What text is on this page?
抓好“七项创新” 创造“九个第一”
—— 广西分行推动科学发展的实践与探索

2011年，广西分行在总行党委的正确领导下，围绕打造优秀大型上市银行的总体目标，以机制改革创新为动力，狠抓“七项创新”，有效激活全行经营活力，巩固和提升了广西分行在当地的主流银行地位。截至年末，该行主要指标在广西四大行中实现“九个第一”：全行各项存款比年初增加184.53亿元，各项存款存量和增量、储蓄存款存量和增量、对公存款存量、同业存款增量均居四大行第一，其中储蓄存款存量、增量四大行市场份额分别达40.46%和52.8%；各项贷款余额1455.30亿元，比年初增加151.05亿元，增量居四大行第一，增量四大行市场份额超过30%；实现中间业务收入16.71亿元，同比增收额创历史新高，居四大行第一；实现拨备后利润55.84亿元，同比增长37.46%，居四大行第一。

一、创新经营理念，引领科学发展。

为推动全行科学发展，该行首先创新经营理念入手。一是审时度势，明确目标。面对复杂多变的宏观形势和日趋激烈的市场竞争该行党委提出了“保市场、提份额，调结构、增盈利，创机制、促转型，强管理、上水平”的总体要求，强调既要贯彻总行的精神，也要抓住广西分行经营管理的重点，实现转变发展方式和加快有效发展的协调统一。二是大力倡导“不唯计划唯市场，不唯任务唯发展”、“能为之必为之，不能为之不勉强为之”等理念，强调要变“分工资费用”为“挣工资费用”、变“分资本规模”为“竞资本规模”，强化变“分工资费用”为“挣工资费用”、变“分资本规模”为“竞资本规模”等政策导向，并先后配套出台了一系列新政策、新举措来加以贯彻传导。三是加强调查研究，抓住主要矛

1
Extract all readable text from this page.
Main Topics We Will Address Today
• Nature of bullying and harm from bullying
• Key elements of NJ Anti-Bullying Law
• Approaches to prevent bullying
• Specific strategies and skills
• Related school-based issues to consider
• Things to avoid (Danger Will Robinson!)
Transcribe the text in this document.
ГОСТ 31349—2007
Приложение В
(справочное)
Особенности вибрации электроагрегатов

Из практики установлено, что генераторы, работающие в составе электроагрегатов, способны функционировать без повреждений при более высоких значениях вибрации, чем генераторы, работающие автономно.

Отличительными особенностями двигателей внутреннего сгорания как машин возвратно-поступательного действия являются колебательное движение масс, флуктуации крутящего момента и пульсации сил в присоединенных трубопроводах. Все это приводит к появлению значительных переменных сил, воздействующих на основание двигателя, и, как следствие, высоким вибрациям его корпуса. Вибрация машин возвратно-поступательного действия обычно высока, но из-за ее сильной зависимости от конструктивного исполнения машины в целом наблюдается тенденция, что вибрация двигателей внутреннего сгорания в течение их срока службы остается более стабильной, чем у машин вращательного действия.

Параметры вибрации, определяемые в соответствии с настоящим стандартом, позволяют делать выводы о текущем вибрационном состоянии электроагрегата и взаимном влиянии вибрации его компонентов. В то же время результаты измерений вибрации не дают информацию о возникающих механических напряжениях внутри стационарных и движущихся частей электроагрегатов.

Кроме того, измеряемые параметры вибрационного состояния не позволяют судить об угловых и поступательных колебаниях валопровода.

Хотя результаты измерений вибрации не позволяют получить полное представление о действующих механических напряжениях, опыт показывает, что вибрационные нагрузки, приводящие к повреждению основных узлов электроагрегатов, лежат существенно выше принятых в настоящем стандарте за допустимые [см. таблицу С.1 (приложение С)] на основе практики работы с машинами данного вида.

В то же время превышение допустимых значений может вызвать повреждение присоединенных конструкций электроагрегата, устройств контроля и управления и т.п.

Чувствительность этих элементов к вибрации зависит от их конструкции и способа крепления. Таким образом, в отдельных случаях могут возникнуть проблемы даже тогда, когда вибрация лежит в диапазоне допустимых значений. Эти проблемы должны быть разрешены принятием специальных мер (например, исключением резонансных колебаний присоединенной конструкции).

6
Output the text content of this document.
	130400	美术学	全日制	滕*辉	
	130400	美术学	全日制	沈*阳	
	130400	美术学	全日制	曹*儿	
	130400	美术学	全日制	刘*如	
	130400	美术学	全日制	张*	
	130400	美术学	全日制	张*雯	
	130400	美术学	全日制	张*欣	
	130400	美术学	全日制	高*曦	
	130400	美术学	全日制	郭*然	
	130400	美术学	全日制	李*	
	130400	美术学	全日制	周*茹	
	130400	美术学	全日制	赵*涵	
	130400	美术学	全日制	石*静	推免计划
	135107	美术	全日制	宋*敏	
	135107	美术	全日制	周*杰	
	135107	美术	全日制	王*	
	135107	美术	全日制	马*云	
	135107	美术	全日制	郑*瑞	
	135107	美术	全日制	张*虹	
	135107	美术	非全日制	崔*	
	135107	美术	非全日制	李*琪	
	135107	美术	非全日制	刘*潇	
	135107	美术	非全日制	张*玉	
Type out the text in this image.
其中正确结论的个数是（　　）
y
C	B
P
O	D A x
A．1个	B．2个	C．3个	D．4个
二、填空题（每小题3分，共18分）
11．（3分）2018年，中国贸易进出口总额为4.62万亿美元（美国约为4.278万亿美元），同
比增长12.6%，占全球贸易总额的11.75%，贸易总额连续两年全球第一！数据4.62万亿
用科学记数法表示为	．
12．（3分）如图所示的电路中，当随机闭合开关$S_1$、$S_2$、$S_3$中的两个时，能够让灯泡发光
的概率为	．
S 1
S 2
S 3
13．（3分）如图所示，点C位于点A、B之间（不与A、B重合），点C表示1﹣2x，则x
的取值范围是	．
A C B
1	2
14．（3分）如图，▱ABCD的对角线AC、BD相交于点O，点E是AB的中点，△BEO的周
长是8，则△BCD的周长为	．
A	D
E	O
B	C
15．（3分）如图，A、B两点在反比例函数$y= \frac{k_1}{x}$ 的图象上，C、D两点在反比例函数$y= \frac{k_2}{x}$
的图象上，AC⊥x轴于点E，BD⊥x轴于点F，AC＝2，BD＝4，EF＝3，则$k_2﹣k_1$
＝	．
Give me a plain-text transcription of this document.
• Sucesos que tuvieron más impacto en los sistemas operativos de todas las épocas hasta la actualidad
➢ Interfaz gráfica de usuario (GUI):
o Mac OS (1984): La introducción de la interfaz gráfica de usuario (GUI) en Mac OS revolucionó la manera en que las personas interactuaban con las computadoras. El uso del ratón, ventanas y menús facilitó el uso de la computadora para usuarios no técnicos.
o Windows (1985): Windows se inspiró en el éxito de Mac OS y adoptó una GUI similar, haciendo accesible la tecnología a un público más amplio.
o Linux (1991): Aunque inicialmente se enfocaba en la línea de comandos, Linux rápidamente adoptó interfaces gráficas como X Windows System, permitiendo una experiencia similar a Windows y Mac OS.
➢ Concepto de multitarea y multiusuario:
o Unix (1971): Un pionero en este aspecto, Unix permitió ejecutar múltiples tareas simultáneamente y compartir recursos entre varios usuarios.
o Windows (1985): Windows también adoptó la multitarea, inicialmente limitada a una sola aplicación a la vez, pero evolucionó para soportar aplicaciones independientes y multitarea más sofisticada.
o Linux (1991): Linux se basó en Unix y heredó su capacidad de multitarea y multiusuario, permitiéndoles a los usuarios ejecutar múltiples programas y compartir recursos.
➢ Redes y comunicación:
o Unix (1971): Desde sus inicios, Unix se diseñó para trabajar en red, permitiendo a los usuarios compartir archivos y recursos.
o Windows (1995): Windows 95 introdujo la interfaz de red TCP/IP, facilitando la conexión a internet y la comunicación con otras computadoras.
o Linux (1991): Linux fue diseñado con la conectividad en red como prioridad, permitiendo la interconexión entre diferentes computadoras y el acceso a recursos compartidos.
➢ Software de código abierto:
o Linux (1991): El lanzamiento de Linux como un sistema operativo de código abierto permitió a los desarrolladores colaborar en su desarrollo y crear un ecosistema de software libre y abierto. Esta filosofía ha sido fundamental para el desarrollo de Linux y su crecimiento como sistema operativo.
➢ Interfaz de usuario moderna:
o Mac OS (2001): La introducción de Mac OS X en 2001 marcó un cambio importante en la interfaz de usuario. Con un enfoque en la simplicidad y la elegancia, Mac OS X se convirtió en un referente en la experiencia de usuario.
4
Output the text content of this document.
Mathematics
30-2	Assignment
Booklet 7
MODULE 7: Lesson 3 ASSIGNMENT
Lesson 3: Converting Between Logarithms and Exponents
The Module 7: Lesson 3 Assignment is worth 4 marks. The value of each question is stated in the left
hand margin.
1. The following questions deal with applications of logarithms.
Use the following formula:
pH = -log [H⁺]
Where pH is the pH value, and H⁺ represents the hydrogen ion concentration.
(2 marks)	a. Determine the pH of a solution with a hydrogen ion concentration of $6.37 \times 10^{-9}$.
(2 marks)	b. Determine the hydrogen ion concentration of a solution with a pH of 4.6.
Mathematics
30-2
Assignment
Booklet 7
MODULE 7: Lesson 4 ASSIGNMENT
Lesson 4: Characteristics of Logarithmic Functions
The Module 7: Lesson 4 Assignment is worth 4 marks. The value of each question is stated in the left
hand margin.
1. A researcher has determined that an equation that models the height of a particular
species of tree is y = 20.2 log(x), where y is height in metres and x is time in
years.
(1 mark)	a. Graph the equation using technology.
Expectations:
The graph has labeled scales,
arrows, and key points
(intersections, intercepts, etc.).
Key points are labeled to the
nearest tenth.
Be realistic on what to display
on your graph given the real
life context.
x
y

= = = = =

> What you will do: Look through the entries and work out how many lines have the word "七项创新" in them; reply with that number only.

> Finished exercise: 2